Take every line where the string "source" appears and copy it.

* _Exercise data_
----------------

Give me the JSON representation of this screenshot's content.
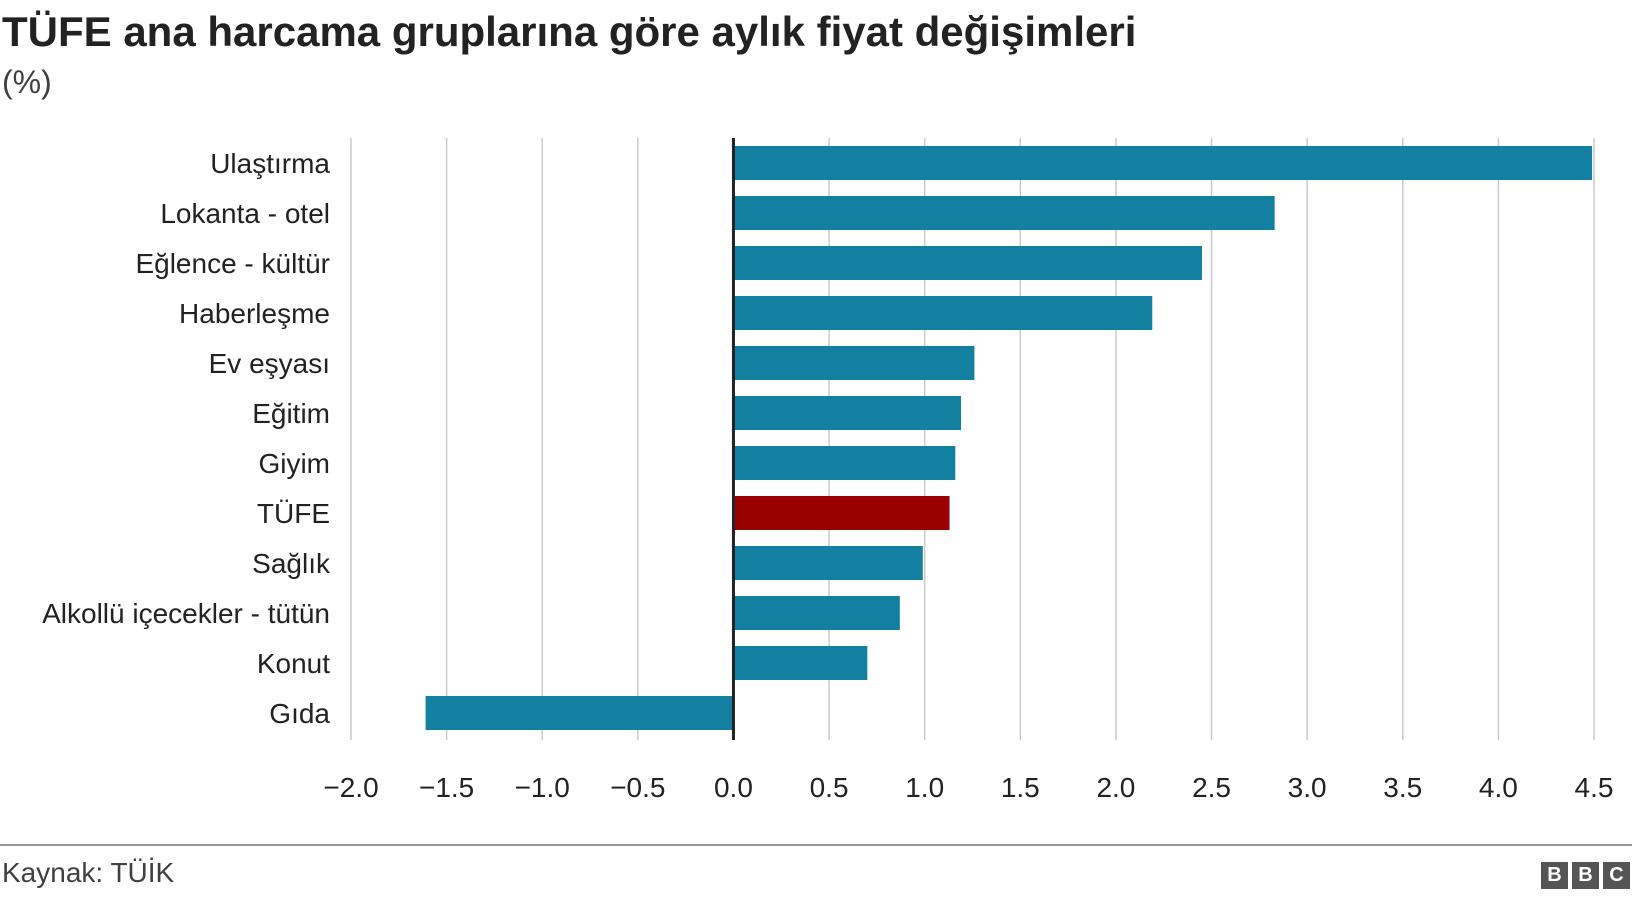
{
  "chart_data": {
    "type": "bar",
    "orientation": "horizontal",
    "title": "TÜFE ana harcama gruplarına göre aylık fiyat değişimleri",
    "subtitle": "(%)",
    "categories": [
      "Ulaştırma",
      "Lokanta - otel",
      "Eğlence - kültür",
      "Haberleşme",
      "Ev eşyası",
      "Eğitim",
      "Giyim",
      "TÜFE",
      "Sağlık",
      "Alkollü içecekler - tütün",
      "Konut",
      "Gıda"
    ],
    "values": [
      4.49,
      2.83,
      2.45,
      2.19,
      1.26,
      1.19,
      1.16,
      1.13,
      0.99,
      0.87,
      0.7,
      -1.61
    ],
    "highlight_category": "TÜFE",
    "colors": {
      "bar": "#1380a1",
      "highlight": "#990000",
      "grid": "#cbcbcb",
      "zero_line": "#222222"
    },
    "xlim": [
      -2.0,
      4.5
    ],
    "x_ticks": [
      -2.0,
      -1.5,
      -1.0,
      -0.5,
      0.0,
      0.5,
      1.0,
      1.5,
      2.0,
      2.5,
      3.0,
      3.5,
      4.0,
      4.5
    ],
    "x_tick_labels": [
      "−2.0",
      "−1.5",
      "−1.0",
      "−0.5",
      "0.0",
      "0.5",
      "1.0",
      "1.5",
      "2.0",
      "2.5",
      "3.0",
      "3.5",
      "4.0",
      "4.5"
    ],
    "grid": true,
    "xlabel": "",
    "ylabel": ""
  },
  "footer": {
    "source": "Kaynak: TÜİK",
    "logo_letters": [
      "B",
      "B",
      "C"
    ]
  }
}
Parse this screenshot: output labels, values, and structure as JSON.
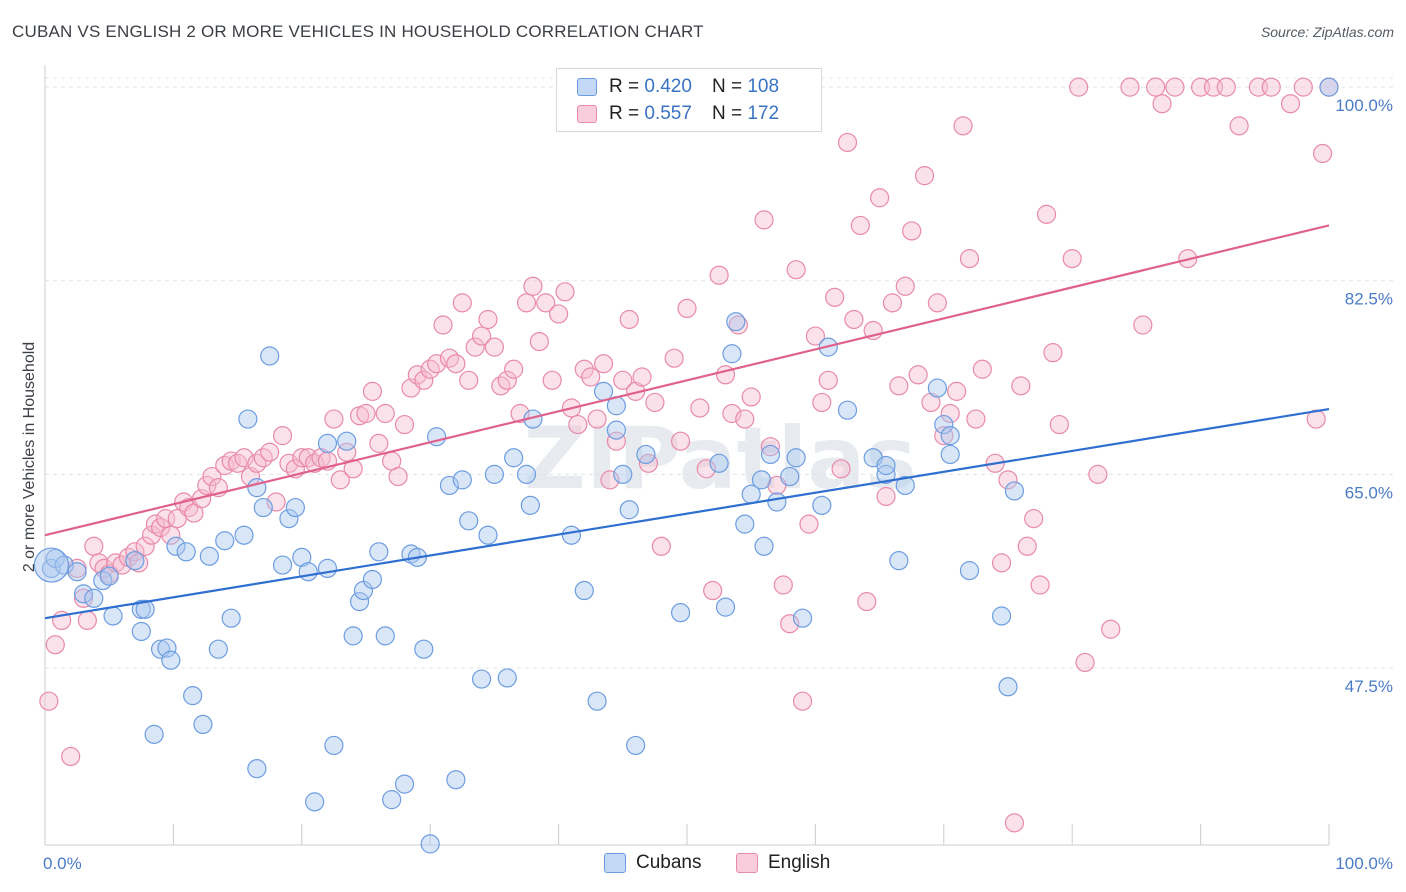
{
  "title": "CUBAN VS ENGLISH 2 OR MORE VEHICLES IN HOUSEHOLD CORRELATION CHART",
  "source": "Source: ZipAtlas.com",
  "watermark": "ZIPatlas",
  "legend": {
    "rows": [
      {
        "r_label": "R =",
        "r_value": "0.420",
        "n_label": "N =",
        "n_value": "108"
      },
      {
        "r_label": "R =",
        "r_value": "0.557",
        "n_label": "N =",
        "n_value": "172"
      }
    ]
  },
  "bottom_legend": [
    "Cubans",
    "English"
  ],
  "colors": {
    "cubans_fill": "#a9c8f0",
    "cubans_stroke": "#6d9de0",
    "cubans_line": "#2f6fd0",
    "english_fill": "#f6bccf",
    "english_stroke": "#e88aab",
    "english_line": "#e0628c",
    "tick_text": "#4a7cc6",
    "grid": "#e2e4e8"
  },
  "chart_data": {
    "type": "scatter",
    "title": "CUBAN VS ENGLISH 2 OR MORE VEHICLES IN HOUSEHOLD CORRELATION CHART",
    "xlabel": "",
    "ylabel": "2 or more Vehicles in Household",
    "xlim": [
      0,
      100
    ],
    "ylim": [
      31.5,
      102
    ],
    "x_tick_labels": [
      "0.0%",
      "100.0%"
    ],
    "y_ticks": [
      47.5,
      65.0,
      82.5,
      100.0
    ],
    "y_tick_labels": [
      "47.5%",
      "65.0%",
      "82.5%",
      "100.0%"
    ],
    "grid": true,
    "legend_position": "top-center",
    "series": [
      {
        "name": "Cubans",
        "r": 0.42,
        "n": 108,
        "trend": {
          "x": [
            0,
            100
          ],
          "y": [
            52.0,
            70.9
          ]
        },
        "points": [
          [
            0.5,
            56.5
          ],
          [
            0.8,
            57.4
          ],
          [
            1.5,
            56.8
          ],
          [
            2.5,
            56.2
          ],
          [
            3,
            54.2
          ],
          [
            3.8,
            53.8
          ],
          [
            4.5,
            55.4
          ],
          [
            5,
            55.8
          ],
          [
            5.3,
            52.2
          ],
          [
            7,
            57.2
          ],
          [
            7.5,
            52.8
          ],
          [
            7.5,
            50.8
          ],
          [
            7.8,
            52.8
          ],
          [
            8.5,
            41.5
          ],
          [
            9,
            49.2
          ],
          [
            9.5,
            49.3
          ],
          [
            9.8,
            48.2
          ],
          [
            10.2,
            58.5
          ],
          [
            11,
            58.0
          ],
          [
            11.5,
            45.0
          ],
          [
            12.3,
            42.4
          ],
          [
            12.8,
            57.6
          ],
          [
            13.5,
            49.2
          ],
          [
            14,
            59.0
          ],
          [
            14.5,
            52.0
          ],
          [
            15.5,
            59.5
          ],
          [
            15.8,
            70.0
          ],
          [
            16.5,
            63.8
          ],
          [
            16.5,
            38.4
          ],
          [
            17,
            62.0
          ],
          [
            17.5,
            75.7
          ],
          [
            18.5,
            56.8
          ],
          [
            19,
            61.0
          ],
          [
            19.5,
            62.0
          ],
          [
            20,
            57.5
          ],
          [
            20.5,
            56.2
          ],
          [
            21,
            35.4
          ],
          [
            22,
            67.8
          ],
          [
            22,
            56.5
          ],
          [
            22.5,
            40.5
          ],
          [
            23.5,
            68.0
          ],
          [
            24,
            50.4
          ],
          [
            24.5,
            53.5
          ],
          [
            24.8,
            54.5
          ],
          [
            25.5,
            55.5
          ],
          [
            26,
            58.0
          ],
          [
            26.5,
            50.4
          ],
          [
            27,
            35.6
          ],
          [
            28,
            37.0
          ],
          [
            28.5,
            57.8
          ],
          [
            29,
            57.5
          ],
          [
            29.5,
            49.2
          ],
          [
            30,
            31.6
          ],
          [
            30.5,
            68.4
          ],
          [
            31.5,
            64.0
          ],
          [
            32,
            37.4
          ],
          [
            32.5,
            64.5
          ],
          [
            33,
            60.8
          ],
          [
            34,
            46.5
          ],
          [
            34.5,
            59.5
          ],
          [
            35,
            65.0
          ],
          [
            36,
            46.6
          ],
          [
            36.5,
            66.5
          ],
          [
            37.5,
            65.0
          ],
          [
            37.8,
            62.2
          ],
          [
            38,
            70.0
          ],
          [
            41,
            59.5
          ],
          [
            42,
            54.5
          ],
          [
            43,
            44.5
          ],
          [
            43.5,
            72.5
          ],
          [
            44.5,
            71.2
          ],
          [
            44.5,
            69.0
          ],
          [
            45,
            65.0
          ],
          [
            45.5,
            61.8
          ],
          [
            46,
            40.5
          ],
          [
            46.8,
            66.8
          ],
          [
            49.5,
            52.5
          ],
          [
            52.5,
            66.0
          ],
          [
            53,
            53.0
          ],
          [
            53.5,
            75.9
          ],
          [
            53.8,
            78.8
          ],
          [
            54.5,
            60.5
          ],
          [
            55,
            63.2
          ],
          [
            55.8,
            64.5
          ],
          [
            56,
            58.5
          ],
          [
            56.5,
            66.8
          ],
          [
            57,
            62.5
          ],
          [
            58,
            64.8
          ],
          [
            58.5,
            66.5
          ],
          [
            59,
            52.0
          ],
          [
            60.5,
            62.2
          ],
          [
            61,
            76.5
          ],
          [
            62.5,
            70.8
          ],
          [
            64.5,
            66.5
          ],
          [
            65.5,
            65.0
          ],
          [
            65.5,
            65.8
          ],
          [
            66.5,
            57.2
          ],
          [
            67,
            64.0
          ],
          [
            69.5,
            72.8
          ],
          [
            70,
            69.5
          ],
          [
            70.5,
            66.8
          ],
          [
            70.5,
            68.5
          ],
          [
            72,
            56.3
          ],
          [
            74.5,
            52.2
          ],
          [
            75,
            45.8
          ],
          [
            75.5,
            63.5
          ],
          [
            100,
            100.0
          ]
        ],
        "large_point": [
          0.5,
          56.8
        ]
      },
      {
        "name": "English",
        "r": 0.557,
        "n": 172,
        "trend": {
          "x": [
            0,
            100
          ],
          "y": [
            59.5,
            87.5
          ]
        },
        "points": [
          [
            0.3,
            44.5
          ],
          [
            0.8,
            49.6
          ],
          [
            1.3,
            51.8
          ],
          [
            2,
            39.5
          ],
          [
            2.5,
            56.5
          ],
          [
            3,
            53.8
          ],
          [
            3.3,
            51.8
          ],
          [
            3.8,
            58.5
          ],
          [
            4.2,
            57.0
          ],
          [
            4.6,
            56.5
          ],
          [
            5,
            56.0
          ],
          [
            5.5,
            57.0
          ],
          [
            6,
            56.8
          ],
          [
            6.5,
            57.5
          ],
          [
            7,
            58.0
          ],
          [
            7.3,
            57.0
          ],
          [
            7.8,
            58.5
          ],
          [
            8.3,
            59.5
          ],
          [
            8.6,
            60.5
          ],
          [
            9,
            60.2
          ],
          [
            9.4,
            61.0
          ],
          [
            9.8,
            59.5
          ],
          [
            10.3,
            61.0
          ],
          [
            10.8,
            62.5
          ],
          [
            11.2,
            62.0
          ],
          [
            11.6,
            61.5
          ],
          [
            12.2,
            62.8
          ],
          [
            12.6,
            64.0
          ],
          [
            13,
            64.8
          ],
          [
            13.5,
            63.8
          ],
          [
            14,
            65.8
          ],
          [
            14.5,
            66.2
          ],
          [
            15,
            66.0
          ],
          [
            15.5,
            66.5
          ],
          [
            16,
            64.8
          ],
          [
            16.5,
            66.0
          ],
          [
            17,
            66.5
          ],
          [
            17.5,
            67.0
          ],
          [
            18,
            62.5
          ],
          [
            18.5,
            68.5
          ],
          [
            19,
            66.0
          ],
          [
            19.5,
            65.5
          ],
          [
            20,
            66.5
          ],
          [
            20.5,
            66.5
          ],
          [
            21,
            66.0
          ],
          [
            21.5,
            66.5
          ],
          [
            22,
            66.2
          ],
          [
            22.5,
            70.0
          ],
          [
            23,
            64.5
          ],
          [
            23.5,
            67.0
          ],
          [
            24,
            65.5
          ],
          [
            24.5,
            70.3
          ],
          [
            25,
            70.5
          ],
          [
            25.5,
            72.5
          ],
          [
            26,
            67.8
          ],
          [
            26.5,
            70.5
          ],
          [
            27,
            66.2
          ],
          [
            27.5,
            64.8
          ],
          [
            28,
            69.5
          ],
          [
            28.5,
            72.8
          ],
          [
            29,
            74.0
          ],
          [
            29.5,
            73.5
          ],
          [
            30,
            74.5
          ],
          [
            30.5,
            75.0
          ],
          [
            31,
            78.5
          ],
          [
            31.5,
            75.5
          ],
          [
            32,
            75.0
          ],
          [
            32.5,
            80.5
          ],
          [
            33,
            73.5
          ],
          [
            33.5,
            76.5
          ],
          [
            34,
            77.5
          ],
          [
            34.5,
            79.0
          ],
          [
            35,
            76.5
          ],
          [
            35.5,
            73.0
          ],
          [
            36,
            73.5
          ],
          [
            36.5,
            74.5
          ],
          [
            37,
            70.5
          ],
          [
            37.5,
            80.5
          ],
          [
            38,
            82.0
          ],
          [
            38.5,
            77.0
          ],
          [
            39,
            80.5
          ],
          [
            39.5,
            73.5
          ],
          [
            40,
            79.5
          ],
          [
            40.5,
            81.5
          ],
          [
            41,
            71.0
          ],
          [
            41.5,
            69.5
          ],
          [
            42,
            74.5
          ],
          [
            42.5,
            73.8
          ],
          [
            43,
            70.0
          ],
          [
            43.5,
            75.0
          ],
          [
            44,
            64.5
          ],
          [
            44.5,
            68.0
          ],
          [
            45,
            73.5
          ],
          [
            45.5,
            79.0
          ],
          [
            46,
            72.5
          ],
          [
            46.5,
            73.8
          ],
          [
            47,
            66.0
          ],
          [
            47.5,
            71.5
          ],
          [
            48,
            58.5
          ],
          [
            49,
            75.5
          ],
          [
            49.5,
            68.0
          ],
          [
            50,
            80.0
          ],
          [
            51,
            71.0
          ],
          [
            51.5,
            65.5
          ],
          [
            52,
            54.5
          ],
          [
            52.5,
            83.0
          ],
          [
            53,
            74.0
          ],
          [
            53.5,
            70.5
          ],
          [
            54,
            78.5
          ],
          [
            54.5,
            70.0
          ],
          [
            55,
            72.0
          ],
          [
            56,
            88.0
          ],
          [
            56.5,
            67.5
          ],
          [
            57,
            64.0
          ],
          [
            57.5,
            55.0
          ],
          [
            58,
            51.5
          ],
          [
            58.5,
            83.5
          ],
          [
            59,
            44.5
          ],
          [
            59.5,
            60.5
          ],
          [
            60,
            77.5
          ],
          [
            60.5,
            71.5
          ],
          [
            61,
            73.5
          ],
          [
            61.5,
            81.0
          ],
          [
            62,
            65.5
          ],
          [
            62.5,
            95.0
          ],
          [
            63,
            79.0
          ],
          [
            63.5,
            87.5
          ],
          [
            64,
            53.5
          ],
          [
            64.5,
            78.0
          ],
          [
            65,
            90.0
          ],
          [
            65.5,
            63.0
          ],
          [
            66,
            80.5
          ],
          [
            66.5,
            73.0
          ],
          [
            67,
            82.0
          ],
          [
            67.5,
            87.0
          ],
          [
            68,
            74.0
          ],
          [
            68.5,
            92.0
          ],
          [
            69,
            71.5
          ],
          [
            69.5,
            80.5
          ],
          [
            70,
            68.5
          ],
          [
            70.5,
            70.5
          ],
          [
            71,
            72.5
          ],
          [
            71.5,
            96.5
          ],
          [
            72,
            84.5
          ],
          [
            72.5,
            70.0
          ],
          [
            73,
            74.5
          ],
          [
            74,
            66.0
          ],
          [
            74.5,
            57.0
          ],
          [
            75,
            64.5
          ],
          [
            75.5,
            33.5
          ],
          [
            76,
            73.0
          ],
          [
            76.5,
            58.5
          ],
          [
            77,
            61.0
          ],
          [
            77.5,
            55.0
          ],
          [
            78,
            88.5
          ],
          [
            78.5,
            76.0
          ],
          [
            79,
            69.5
          ],
          [
            80,
            84.5
          ],
          [
            80.5,
            100
          ],
          [
            81,
            48.0
          ],
          [
            82,
            65.0
          ],
          [
            83,
            51.0
          ],
          [
            84.5,
            100
          ],
          [
            85.5,
            78.5
          ],
          [
            86.5,
            100
          ],
          [
            87,
            98.5
          ],
          [
            88,
            100
          ],
          [
            89,
            84.5
          ],
          [
            90,
            100
          ],
          [
            91,
            100
          ],
          [
            92,
            100
          ],
          [
            93,
            96.5
          ],
          [
            94.5,
            100
          ],
          [
            95.5,
            100
          ],
          [
            97,
            98.5
          ],
          [
            98,
            100
          ],
          [
            99,
            70.0
          ],
          [
            99.5,
            94.0
          ],
          [
            100,
            100
          ]
        ]
      }
    ]
  }
}
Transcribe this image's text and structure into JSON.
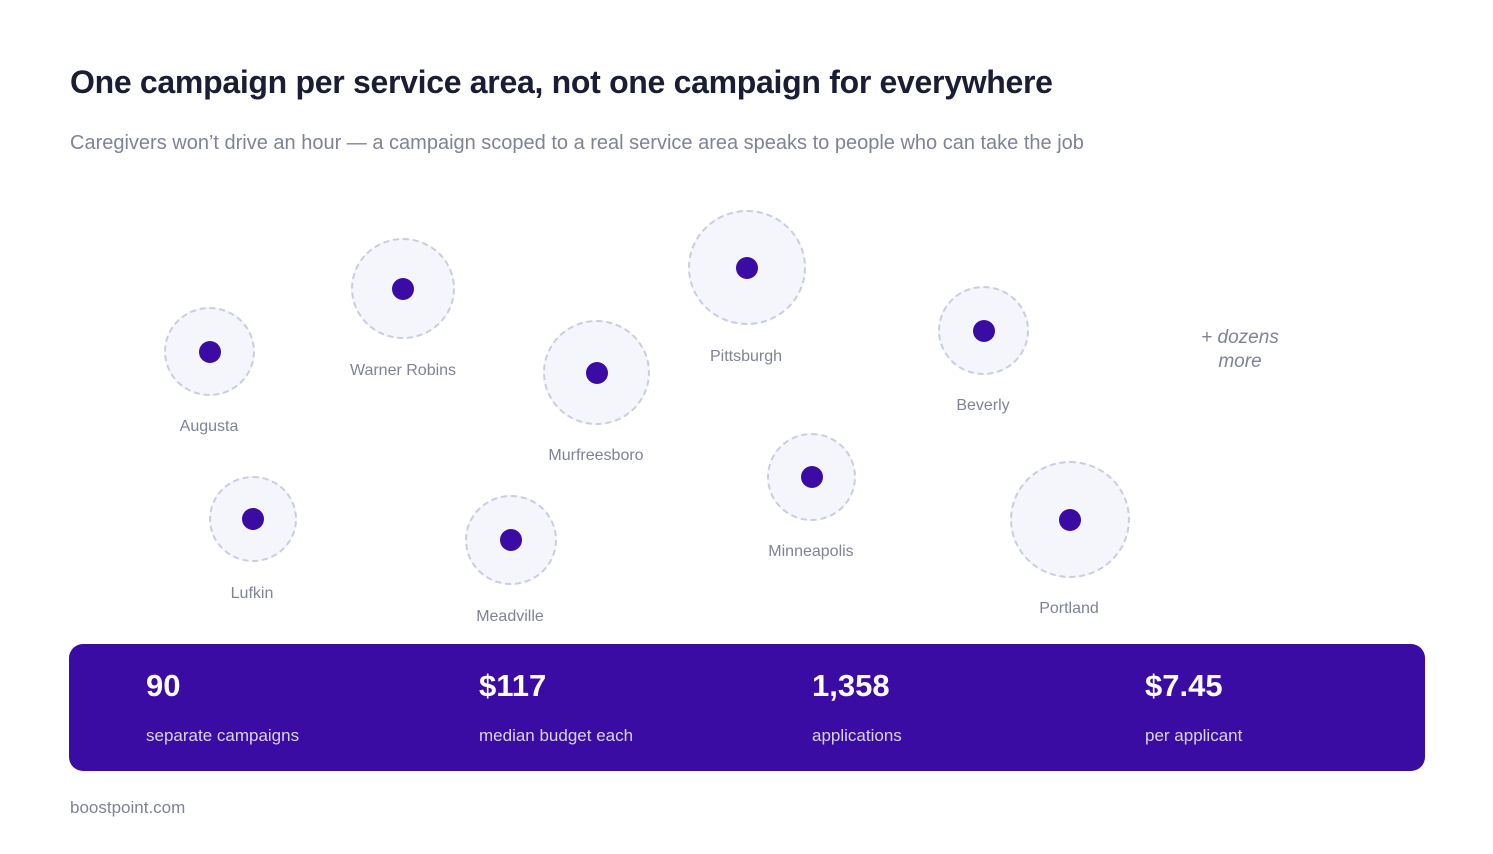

----------------

* _Reply to the exercise_
    "source": "Kaynak: TÜİK",
  "source": "Source: ZipAtlas.com",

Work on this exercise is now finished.